• [PAGE EXTRACT]:
++++++++++

By the third resolution the meeting indicate their opinion that military arrests may be constitutional in localities where rebellion actually exists; but that such arrests are unconstitutional in localities where rebellion, or insurrection, does not actually exist. They insist that such arrests shall not be made “outside of the lines of necessary military occupation, and the scenes of insurrection” In asmuch, however, as the constitution itself makes no such distinction, I am unable to believe that there is any such constitutional distinction. I concede that the class of arrests complained of, can be constitutional only when, in cases of Rebellion or Invasion, the public Safety may require them; and I insist that in such cases, they are constitutional wherever the public safety does require them—as well in places to which they may prevent the rebellion extending,as in those where it may be already prevailing—as well where they may restrain mischievous interference with the raising and supplying of armies, to suppress the rebellion, as where the rebellion may actually be—as well where they may restrain the enticing men out of the army, as where they would prevent mutiny in the army—equally constitutional at all places where they will conduce to the public Safety, as against the dangers of Rebellion or Invasion.

++++++++++

• [DATA LINES]:
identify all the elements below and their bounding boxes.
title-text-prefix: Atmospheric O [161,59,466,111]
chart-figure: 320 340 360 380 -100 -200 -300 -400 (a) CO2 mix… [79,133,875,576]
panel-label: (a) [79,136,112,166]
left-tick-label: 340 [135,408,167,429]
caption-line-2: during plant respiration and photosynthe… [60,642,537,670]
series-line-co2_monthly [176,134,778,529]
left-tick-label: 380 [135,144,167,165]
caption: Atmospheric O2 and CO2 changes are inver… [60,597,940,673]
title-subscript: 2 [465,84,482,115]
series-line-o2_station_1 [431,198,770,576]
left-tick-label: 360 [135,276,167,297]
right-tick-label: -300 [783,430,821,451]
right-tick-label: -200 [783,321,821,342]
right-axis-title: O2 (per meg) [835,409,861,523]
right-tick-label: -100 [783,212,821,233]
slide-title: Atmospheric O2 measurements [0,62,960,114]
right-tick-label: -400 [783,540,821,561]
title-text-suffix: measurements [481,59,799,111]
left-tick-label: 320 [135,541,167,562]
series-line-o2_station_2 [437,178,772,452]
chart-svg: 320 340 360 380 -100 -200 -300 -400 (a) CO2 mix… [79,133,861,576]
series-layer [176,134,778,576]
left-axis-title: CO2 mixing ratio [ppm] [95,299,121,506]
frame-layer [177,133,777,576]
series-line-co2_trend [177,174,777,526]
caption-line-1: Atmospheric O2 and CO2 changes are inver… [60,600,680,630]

++++++++++

• [DO THIS]: Continue the passage above on the constitutionality of military arrests, beginning right after its final sentence.

• [ANSWER BELOW]:
 
Take the particular case mentioned by the meeting. They assert [It is asserted] in substance that Mr. Vallandigham was by a military commander, seized and tried “for no other reason than words addressed to a public meeting, in criticism of the course of the administration, and in condemnation of the military orders of that general” Now, if there be no mistake about this—if this assertion is the truth and the whole truth—if there was no other reason for the arrest, then I concede that the arrest was wrong. But the arrest, as I understand, was made for a very different reason. Mr. Vallandigham avows his hostility to the war on the part of the Union; and his arrest was made because he was laboring, with some effect, to prevent the raising of troops, to encourage desertions from the army, and to leave the rebellion without an adequate military force to suppress it. He was not arrested because he was damaging the political prospects of the administration, or the personal interests of the commanding general; but because he was damaging the army, upon the existence, and vigor of which, the life of the nation depends. He was warring upon the military; and this gave the military constitutional jurisdiction to lay hands upon him. If Mr. Vallandigham was not damaging the military power of the country, then his arrest was made on mistake of fact, which I would be glad to correct, on reasonably satisfactory evidence.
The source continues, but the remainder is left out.